— AIM OF THE EXERCISE —
Which lines of the data below contain the string "chess"? Report each of them in full.

BEGIN MATERIAL SUPPLIED

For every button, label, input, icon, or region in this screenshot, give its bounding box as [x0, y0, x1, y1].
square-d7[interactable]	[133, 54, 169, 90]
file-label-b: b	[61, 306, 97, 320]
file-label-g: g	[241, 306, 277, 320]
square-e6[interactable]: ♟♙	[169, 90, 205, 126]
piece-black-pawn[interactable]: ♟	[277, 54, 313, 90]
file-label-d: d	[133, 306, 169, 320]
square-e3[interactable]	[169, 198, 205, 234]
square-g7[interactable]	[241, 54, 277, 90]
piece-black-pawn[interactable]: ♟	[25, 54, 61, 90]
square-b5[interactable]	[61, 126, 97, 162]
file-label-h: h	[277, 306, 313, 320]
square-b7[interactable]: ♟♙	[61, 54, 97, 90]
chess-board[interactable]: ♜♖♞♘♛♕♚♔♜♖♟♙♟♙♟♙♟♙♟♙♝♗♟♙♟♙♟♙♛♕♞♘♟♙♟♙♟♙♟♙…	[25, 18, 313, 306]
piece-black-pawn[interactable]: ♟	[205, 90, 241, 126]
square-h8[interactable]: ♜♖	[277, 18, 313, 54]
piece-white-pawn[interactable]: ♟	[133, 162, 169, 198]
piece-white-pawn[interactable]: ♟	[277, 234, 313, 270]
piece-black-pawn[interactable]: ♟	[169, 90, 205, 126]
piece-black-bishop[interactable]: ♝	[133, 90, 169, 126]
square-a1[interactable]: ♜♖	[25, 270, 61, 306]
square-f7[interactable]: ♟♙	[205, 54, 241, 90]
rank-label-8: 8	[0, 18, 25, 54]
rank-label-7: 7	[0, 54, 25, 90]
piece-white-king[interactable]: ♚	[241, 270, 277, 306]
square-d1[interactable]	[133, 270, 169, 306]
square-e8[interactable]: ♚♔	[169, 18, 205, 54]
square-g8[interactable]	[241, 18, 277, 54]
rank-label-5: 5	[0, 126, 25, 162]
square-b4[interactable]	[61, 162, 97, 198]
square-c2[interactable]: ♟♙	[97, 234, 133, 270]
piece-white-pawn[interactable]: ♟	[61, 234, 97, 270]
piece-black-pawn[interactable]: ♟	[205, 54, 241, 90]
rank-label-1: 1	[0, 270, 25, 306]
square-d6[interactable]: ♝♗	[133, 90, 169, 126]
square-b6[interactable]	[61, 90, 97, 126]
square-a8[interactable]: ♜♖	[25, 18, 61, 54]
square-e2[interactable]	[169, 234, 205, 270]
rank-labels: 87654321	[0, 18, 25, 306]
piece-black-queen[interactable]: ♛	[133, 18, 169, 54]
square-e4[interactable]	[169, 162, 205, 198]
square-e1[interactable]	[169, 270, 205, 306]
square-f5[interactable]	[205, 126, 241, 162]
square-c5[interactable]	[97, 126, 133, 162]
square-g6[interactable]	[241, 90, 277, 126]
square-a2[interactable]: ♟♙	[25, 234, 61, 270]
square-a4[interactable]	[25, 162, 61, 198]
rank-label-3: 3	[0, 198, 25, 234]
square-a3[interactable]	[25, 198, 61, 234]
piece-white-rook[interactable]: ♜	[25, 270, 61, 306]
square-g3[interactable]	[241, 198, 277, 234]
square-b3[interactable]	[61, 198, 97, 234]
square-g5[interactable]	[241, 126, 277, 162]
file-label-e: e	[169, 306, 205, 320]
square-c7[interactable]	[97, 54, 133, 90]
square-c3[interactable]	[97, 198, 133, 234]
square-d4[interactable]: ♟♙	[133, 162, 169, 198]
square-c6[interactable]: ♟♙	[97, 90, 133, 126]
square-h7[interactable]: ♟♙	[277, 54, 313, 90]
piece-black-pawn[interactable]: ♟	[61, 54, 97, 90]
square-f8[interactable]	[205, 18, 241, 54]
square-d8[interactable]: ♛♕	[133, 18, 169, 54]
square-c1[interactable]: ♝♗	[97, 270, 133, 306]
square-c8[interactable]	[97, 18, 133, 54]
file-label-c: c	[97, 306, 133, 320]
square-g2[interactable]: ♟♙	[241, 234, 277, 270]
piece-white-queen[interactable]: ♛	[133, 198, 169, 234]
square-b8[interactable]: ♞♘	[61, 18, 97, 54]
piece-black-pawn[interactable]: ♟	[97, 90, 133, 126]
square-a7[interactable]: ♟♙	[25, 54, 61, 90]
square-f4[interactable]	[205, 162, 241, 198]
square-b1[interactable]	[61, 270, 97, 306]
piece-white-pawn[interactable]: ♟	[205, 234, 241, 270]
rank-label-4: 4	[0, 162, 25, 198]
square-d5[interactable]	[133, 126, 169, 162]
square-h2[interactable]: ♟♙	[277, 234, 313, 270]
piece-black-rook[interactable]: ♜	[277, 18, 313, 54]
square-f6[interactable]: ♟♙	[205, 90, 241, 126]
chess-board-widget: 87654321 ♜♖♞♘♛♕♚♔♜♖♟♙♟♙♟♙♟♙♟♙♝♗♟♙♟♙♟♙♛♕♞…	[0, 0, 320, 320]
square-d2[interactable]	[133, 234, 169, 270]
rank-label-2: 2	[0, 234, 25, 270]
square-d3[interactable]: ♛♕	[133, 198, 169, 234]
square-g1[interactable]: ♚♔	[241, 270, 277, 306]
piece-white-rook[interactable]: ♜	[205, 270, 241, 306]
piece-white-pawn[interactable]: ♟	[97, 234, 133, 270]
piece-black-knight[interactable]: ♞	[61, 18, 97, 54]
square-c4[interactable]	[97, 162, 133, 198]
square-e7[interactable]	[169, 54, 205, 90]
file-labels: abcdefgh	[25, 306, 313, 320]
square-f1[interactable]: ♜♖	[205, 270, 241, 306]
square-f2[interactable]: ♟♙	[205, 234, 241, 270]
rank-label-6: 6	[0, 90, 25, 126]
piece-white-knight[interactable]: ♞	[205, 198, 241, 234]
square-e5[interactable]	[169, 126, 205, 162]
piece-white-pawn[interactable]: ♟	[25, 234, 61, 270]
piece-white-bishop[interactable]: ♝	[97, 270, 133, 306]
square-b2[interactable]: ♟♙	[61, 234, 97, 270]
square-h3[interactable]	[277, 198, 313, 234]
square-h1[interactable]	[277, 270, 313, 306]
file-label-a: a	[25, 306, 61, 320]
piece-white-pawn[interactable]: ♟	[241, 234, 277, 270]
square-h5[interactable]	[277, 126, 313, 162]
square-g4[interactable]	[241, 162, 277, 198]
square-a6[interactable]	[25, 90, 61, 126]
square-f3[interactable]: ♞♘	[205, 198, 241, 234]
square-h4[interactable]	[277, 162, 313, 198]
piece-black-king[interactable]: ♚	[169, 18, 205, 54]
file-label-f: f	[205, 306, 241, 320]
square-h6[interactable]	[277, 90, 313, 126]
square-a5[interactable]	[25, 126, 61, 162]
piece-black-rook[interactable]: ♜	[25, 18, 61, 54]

END MATERIAL SUPPLIED

— COMPLETE RESPONSE —
chess-board[interactable]: ♜♖♞♘♛♕♚♔♜♖♟♙♟♙♟♙♟♙♟♙♝♗♟♙♟♙♟♙♛♕♞♘♟♙♟♙♟♙♟♙…	[25, 18, 313, 306]
chess-board-widget: 87654321 ♜♖♞♘♛♕♚♔♜♖♟♙♟♙♟♙♟♙♟♙♝♗♟♙♟♙♟♙♛♕♞…	[0, 0, 320, 320]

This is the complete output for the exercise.